Quote exactly the lines from the one with "What does this" to the end of the data, both included; omit the pictures.

# Extracted material
** start **

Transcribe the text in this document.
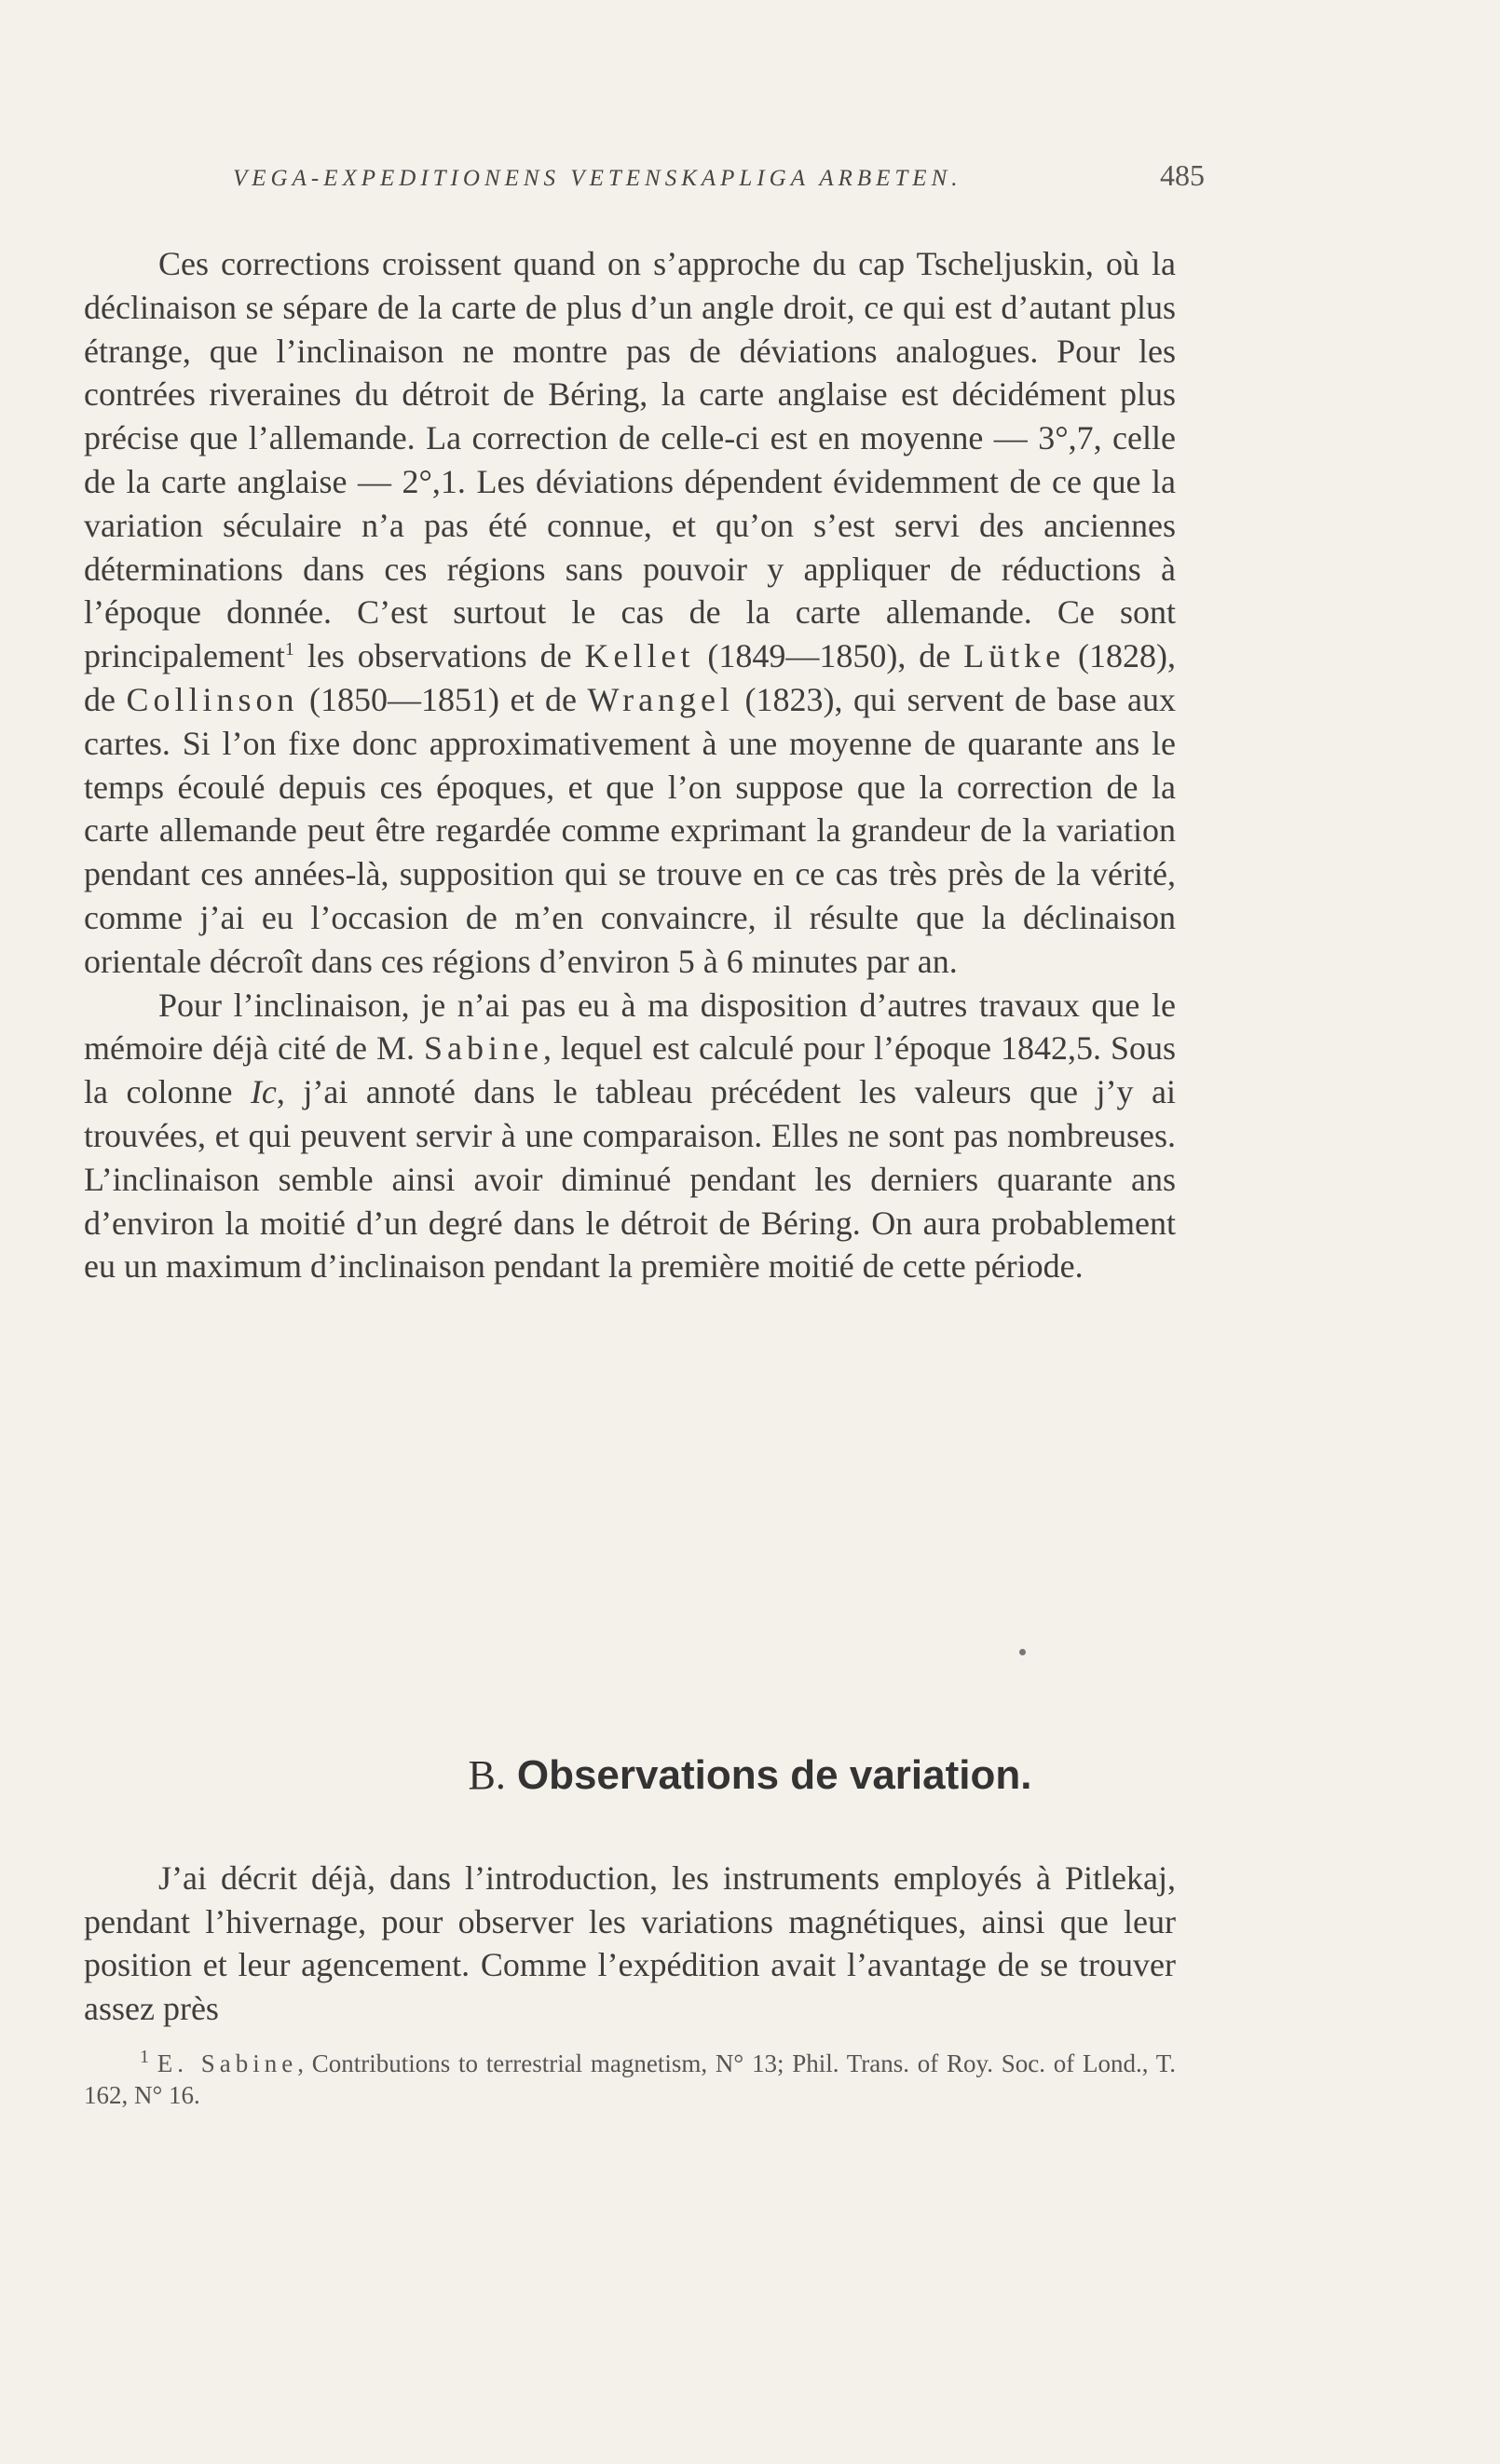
VEGA-EXPEDITIONENS VETENSKAPLIGA ARBETEN.	485

Ces corrections croissent quand on s’approche du cap Tscheljuskin, où la déclinaison se sépare de la carte de plus d’un angle droit, ce qui est d’autant plus étrange, que l’inclinaison ne montre pas de déviations analogues. Pour les contrées riveraines du détroit de Béring, la carte anglaise est décidément plus précise que l’allemande. La correction de celle-ci est en moyenne — 3°,7, celle de la carte anglaise — 2°,1. Les déviations dépendent évidemment de ce que la variation séculaire n’a pas été connue, et qu’on s’est servi des anciennes déterminations dans ces régions sans pouvoir y appliquer de réductions à l’époque donnée. C’est surtout le cas de la carte allemande. Ce sont principalement$^1$ les observations de Kellet (1849—1850), de Lütke (1828), de Collinson (1850—1851) et de Wrangel (1823), qui servent de base aux cartes. Si l’on fixe donc approximativement à une moyenne de quarante ans le temps écoulé depuis ces époques, et que l’on suppose que la correction de la carte allemande peut être regardée comme exprimant la grandeur de la variation pendant ces années-là, supposition qui se trouve en ce cas très près de la vérité, comme j’ai eu l’occasion de m’en convaincre, il résulte que la déclinaison orientale décroît dans ces régions d’environ 5 à 6 minutes par an.

Pour l’inclinaison, je n’ai pas eu à ma disposition d’autres travaux que le mémoire déjà cité de M. Sabine, lequel est calculé pour l’époque 1842,5. Sous la colonne Ic, j’ai annoté dans le tableau précédent les valeurs que j’y ai trouvées, et qui peuvent servir à une comparaison. Elles ne sont pas nombreuses. L’inclinaison semble ainsi avoir diminué pendant les derniers quarante ans d’environ la moitié d’un degré dans le détroit de Béring. On aura probablement eu un maximum d’inclinaison pendant la première moitié de cette période.

B. Observations de variation.

J’ai décrit déjà, dans l’introduction, les instruments employés à Pitlekaj, pendant l’hivernage, pour observer les variations magnétiques, ainsi que leur position et leur agencement. Comme l’expédition avait l’avantage de se trouver assez près

$^1$ E. Sabine, Contributions to terrestrial magnetism, N° 13; Phil. Trans. of Roy. Soc. of Lond., T. 162, N° 16.
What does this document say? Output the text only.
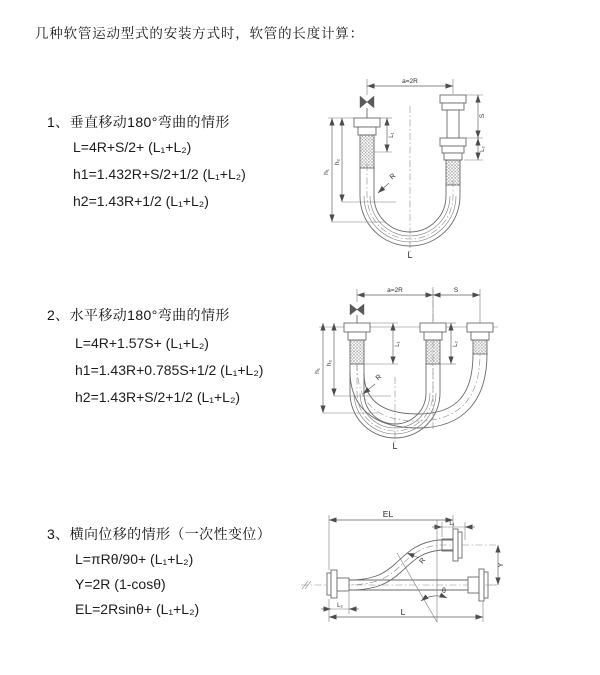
几种软管运动型式的安装方式时，软管的长度计算：
1、垂直移动180°弯曲的情形
L=4R+S/2+ (L₁+L₂)
h1=1.432R+S/2+1/2 (L₁+L₂)
h2=1.43R+1/2 (L₁+L₂)
2、水平移动180°弯曲的情形
L=4R+1.57S+ (L₁+L₂)
h1=1.43R+0.785S+1/2 (L₁+L₂)
h2=1.43R+S/2+1/2 (L₁+L₂)
3、横向位移的情形（一次性变位）
L=πRθ/90+ (L₁+L₂)
Y=2R (1-cosθ)
EL=2Rsinθ+ (L₁+L₂)
a=2R
L₁
S
L₂
R
h₁
h₂
L
a=2R	S
L₁	L₂
R
h₁
h₂
L
EL
L₁
θ
R	Y
L₂
L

** end **

# Worked solution
What does this document say? Output the text only.
几种软管运动型式的安装方式时，软管的长度计算：
1、垂直移动180°弯曲的情形
L=4R+S/2+ (L₁+L₂)
h1=1.432R+S/2+1/2 (L₁+L₂)
h2=1.43R+1/2 (L₁+L₂)
2、水平移动180°弯曲的情形
L=4R+1.57S+ (L₁+L₂)
h1=1.43R+0.785S+1/2 (L₁+L₂)
h2=1.43R+S/2+1/2 (L₁+L₂)
3、横向位移的情形（一次性变位）
L=πRθ/90+ (L₁+L₂)
Y=2R (1-cosθ)
EL=2Rsinθ+ (L₁+L₂)
a=2R
L₁
S
L₂
R
h₁
h₂
L
a=2R	S
L₁	L₂
R
h₁
h₂
L
EL
L₁
θ
R	Y
L₂
L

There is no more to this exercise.